AIM OF THE TASK :: Write out all of the data without omission, exactly as shown.
— START OF MATERIAL FOR THIS TASK —
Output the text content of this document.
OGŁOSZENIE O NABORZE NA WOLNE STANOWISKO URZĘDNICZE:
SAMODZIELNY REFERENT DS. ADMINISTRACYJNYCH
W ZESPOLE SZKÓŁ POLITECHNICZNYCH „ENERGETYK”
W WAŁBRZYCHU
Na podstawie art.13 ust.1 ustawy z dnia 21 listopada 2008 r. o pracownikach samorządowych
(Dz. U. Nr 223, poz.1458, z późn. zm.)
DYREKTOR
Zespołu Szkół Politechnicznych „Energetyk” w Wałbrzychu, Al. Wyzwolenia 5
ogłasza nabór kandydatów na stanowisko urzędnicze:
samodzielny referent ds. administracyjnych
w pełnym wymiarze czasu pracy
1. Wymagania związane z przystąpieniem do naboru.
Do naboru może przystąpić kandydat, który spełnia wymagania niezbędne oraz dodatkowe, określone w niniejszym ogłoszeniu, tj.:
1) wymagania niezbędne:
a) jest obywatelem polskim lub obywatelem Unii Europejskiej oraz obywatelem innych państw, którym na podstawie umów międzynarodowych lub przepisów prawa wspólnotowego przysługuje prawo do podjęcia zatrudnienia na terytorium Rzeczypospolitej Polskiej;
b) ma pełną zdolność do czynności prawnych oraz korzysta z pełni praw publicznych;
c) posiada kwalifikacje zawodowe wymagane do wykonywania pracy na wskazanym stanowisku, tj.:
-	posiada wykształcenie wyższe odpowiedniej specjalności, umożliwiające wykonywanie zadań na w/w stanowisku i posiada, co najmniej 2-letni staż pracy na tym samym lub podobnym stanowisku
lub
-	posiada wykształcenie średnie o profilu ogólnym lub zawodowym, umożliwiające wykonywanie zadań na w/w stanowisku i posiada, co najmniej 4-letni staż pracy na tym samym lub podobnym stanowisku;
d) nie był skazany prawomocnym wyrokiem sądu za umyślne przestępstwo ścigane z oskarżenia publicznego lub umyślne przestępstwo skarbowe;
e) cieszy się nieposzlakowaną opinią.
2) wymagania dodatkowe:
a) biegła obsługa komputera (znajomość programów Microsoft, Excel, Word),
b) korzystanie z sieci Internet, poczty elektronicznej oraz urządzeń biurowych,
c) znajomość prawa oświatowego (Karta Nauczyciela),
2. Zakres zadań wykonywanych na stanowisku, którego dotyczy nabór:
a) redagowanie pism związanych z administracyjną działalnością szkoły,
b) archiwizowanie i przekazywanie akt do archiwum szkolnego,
— END OF MATERIAL FOR THIS TASK —
FULL SOLUTION ::
Output the text content of this document.
OGŁOSZENIE O NABORZE NA WOLNE STANOWISKO URZĘDNICZE:
SAMODZIELNY REFERENT DS. ADMINISTRACYJNYCH
W ZESPOLE SZKÓŁ POLITECHNICZNYCH „ENERGETYK”
W WAŁBRZYCHU
Na podstawie art.13 ust.1 ustawy z dnia 21 listopada 2008 r. o pracownikach samorządowych
(Dz. U. Nr 223, poz.1458, z późn. zm.)
DYREKTOR
Zespołu Szkół Politechnicznych „Energetyk” w Wałbrzychu, Al. Wyzwolenia 5
ogłasza nabór kandydatów na stanowisko urzędnicze:
samodzielny referent ds. administracyjnych
w pełnym wymiarze czasu pracy
1. Wymagania związane z przystąpieniem do naboru.
Do naboru może przystąpić kandydat, który spełnia wymagania niezbędne oraz dodatkowe, określone w niniejszym ogłoszeniu, tj.:
1) wymagania niezbędne:
a) jest obywatelem polskim lub obywatelem Unii Europejskiej oraz obywatelem innych państw, którym na podstawie umów międzynarodowych lub przepisów prawa wspólnotowego przysługuje prawo do podjęcia zatrudnienia na terytorium Rzeczypospolitej Polskiej;
b) ma pełną zdolność do czynności prawnych oraz korzysta z pełni praw publicznych;
c) posiada kwalifikacje zawodowe wymagane do wykonywania pracy na wskazanym stanowisku, tj.:
-	posiada wykształcenie wyższe odpowiedniej specjalności, umożliwiające wykonywanie zadań na w/w stanowisku i posiada, co najmniej 2-letni staż pracy na tym samym lub podobnym stanowisku
lub
-	posiada wykształcenie średnie o profilu ogólnym lub zawodowym, umożliwiające wykonywanie zadań na w/w stanowisku i posiada, co najmniej 4-letni staż pracy na tym samym lub podobnym stanowisku;
d) nie był skazany prawomocnym wyrokiem sądu za umyślne przestępstwo ścigane z oskarżenia publicznego lub umyślne przestępstwo skarbowe;
e) cieszy się nieposzlakowaną opinią.
2) wymagania dodatkowe:
a) biegła obsługa komputera (znajomość programów Microsoft, Excel, Word),
b) korzystanie z sieci Internet, poczty elektronicznej oraz urządzeń biurowych,
c) znajomość prawa oświatowego (Karta Nauczyciela),
2. Zakres zadań wykonywanych na stanowisku, którego dotyczy nabór:
a) redagowanie pism związanych z administracyjną działalnością szkoły,
b) archiwizowanie i przekazywanie akt do archiwum szkolnego,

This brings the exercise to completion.